── Kutipan Sumber ──

Kabarnusa24.com,-
Assalamu’alaikum wr wb. Mohon izin bertanya. Bagaimana hukumnya tidak shalat saat melakukan demonstrasi? (Nailazzulfa)
Jawaban:
Wa’alaikumussalam wr wb. Kami sampaikan terima kasih atas pertanyaannya.
Shalat merupakan kewajiban bagi setiap muslim. Hukum meningglakan shalat dalam keadaan apapun, termasuk saat melakukan demonstrasi tentu saja tidak diperbolehkan.
Kewajiban shalat tetap harus dilakukan, bahkan saat kondisi genting dan mencekam, seperti shalat saat terjadi kebakaran, kebanjiran, dan kondisi darurat lainnya.

───
── Baris Kumpulan Data ──

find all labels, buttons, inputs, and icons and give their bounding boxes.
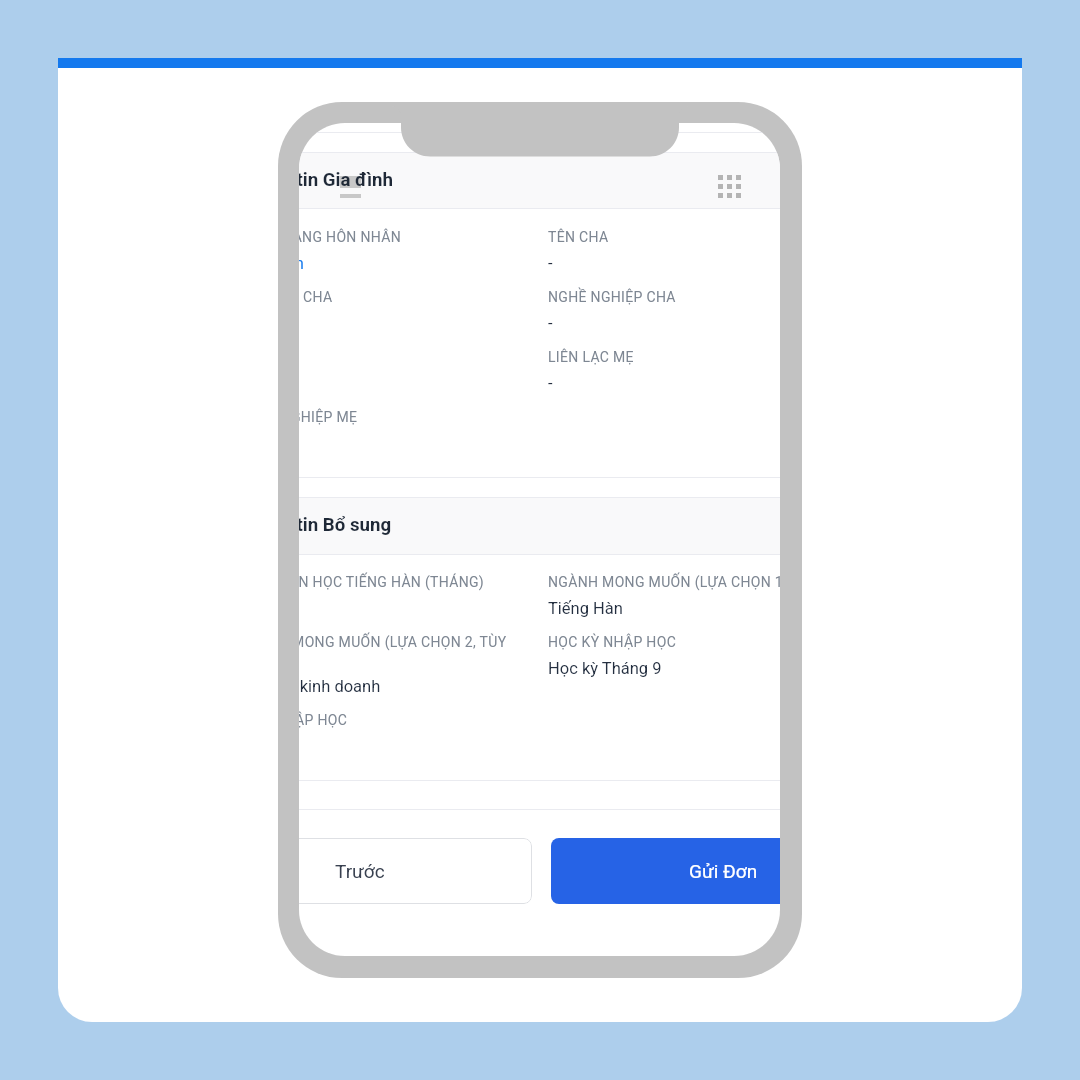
- staticText: NGHỀ NGHIỆP MẸ: [299, 409, 358, 425]
- staticText: -: [548, 314, 553, 333]
- button[interactable]: Gửi Đơn: [551, 838, 780, 904]
- staticText: TÌNH TRẠNG HÔN NHÂN: [299, 229, 402, 245]
- staticText: -: [548, 254, 553, 273]
- button[interactable]: Trước: [299, 838, 532, 904]
- staticText: HỌC KỲ NHẬP HỌC: [548, 634, 677, 650]
- staticText: Thông tin Bổ sung: [299, 514, 392, 536]
- staticText: THỜI GIAN HỌC TIẾNG HÀN (THÁNG): [299, 574, 485, 590]
- staticText: TÊN CHA: [548, 229, 609, 245]
- staticText: NGHỀ NGHIỆP CHA: [548, 289, 676, 305]
- staticText: Học kỳ Tháng 9: [548, 659, 662, 678]
- staticText: Độc thân: [299, 254, 304, 273]
- staticText: Gửi Đơn: [689, 860, 758, 882]
- staticText: Tiếng Hàn: [548, 599, 623, 618]
- staticText: NĂM NHẬP HỌC: [299, 712, 348, 728]
- staticText: Trước: [335, 860, 385, 882]
- staticText: LIÊN LẠC CHA: [299, 289, 333, 305]
- staticText: NGÀNH MONG MUỐN (LỰA CHỌN 1): [548, 574, 780, 590]
- button[interactable]: Apps: [718, 175, 741, 198]
- staticText: NGÀNH MONG MUỐN (LỰA CHỌN 2, TÙY CHỌN): [299, 634, 538, 668]
- staticText: Thông tin Gia đình: [299, 169, 393, 191]
- staticText: LIÊN LẠC MẸ: [548, 349, 634, 365]
- staticText: -: [548, 374, 553, 393]
- staticText: Quản trị kinh doanh: [299, 677, 381, 696]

───

### Tugas yang Dikerjakan
**1)** Menurut teks tanya jawab tentang shalat, kondisi darurat apa saja yang disebutkan sebagai contoh saat shalat tetap harus dilakukan?
**2)** Ubah bagian teks tanya jawab tentang shalat yang dimulai dari "Shalat merupakan kewajiban" dan berlanjut sampai "saja tidak diperbolehkan.", dengan mengganti "demonstrasi" menjadi "unjuk rasa".
**3)** Tolong lanjutkan teks tanya jawab tentang shalat dari bagian terakhirnya.
Baris-baris data tersebut tidak berkaitan dengan teks tanya jawab tentang shalat.

### Jawaban Setiap Tugas
**1)** Kebakaran dan kebanjiran.

**2)**
Shalat merupakan kewajiban bagi setiap muslim. Hukum meningglakan shalat dalam keadaan apapun, termasuk saat melakukan unjuk rasa tentu saja tidak diperbolehkan.

**3)**
Karena itu, Islam mensyariatkan shalat syiddatul khauf (shalat saat merasa sangat ketakutan), yang mana dalam praktiknya, shalat dapat dilakukan sambil lari untuk menghindari bahaya.
Demonstrasi atau unjuk rasa merupakan bentuk penyampaian pendapat yang dilakukan oleh sekelompok orang di muka umum yang dijamin oleh konstitusi pada pasal 28 UUD 1945, kemudian diatur dalam UU Nomor 9 Tahun 1998 tentang Kemerdekaan Menyampaikan Pendapat di Muka Umum.
Dalam fiqih siyasah Syekh Wahbah Az-Zuhaili mengatakan, setiap manusia memiliki hak dan kebebasan dalam bernegara. Rakyat berhak menyampaikan pendapatnya selama hal itu disampaikan sesuai dengan batas-batas syariah dan moral.
Mereka juga berhak menyerukan kebaikan dan melaksanakan amar ma’ruf nahi munkar, baik secara individu maupun berkelompok dalam aksi demonstrasi demi melindungi kemaslahatan bersama.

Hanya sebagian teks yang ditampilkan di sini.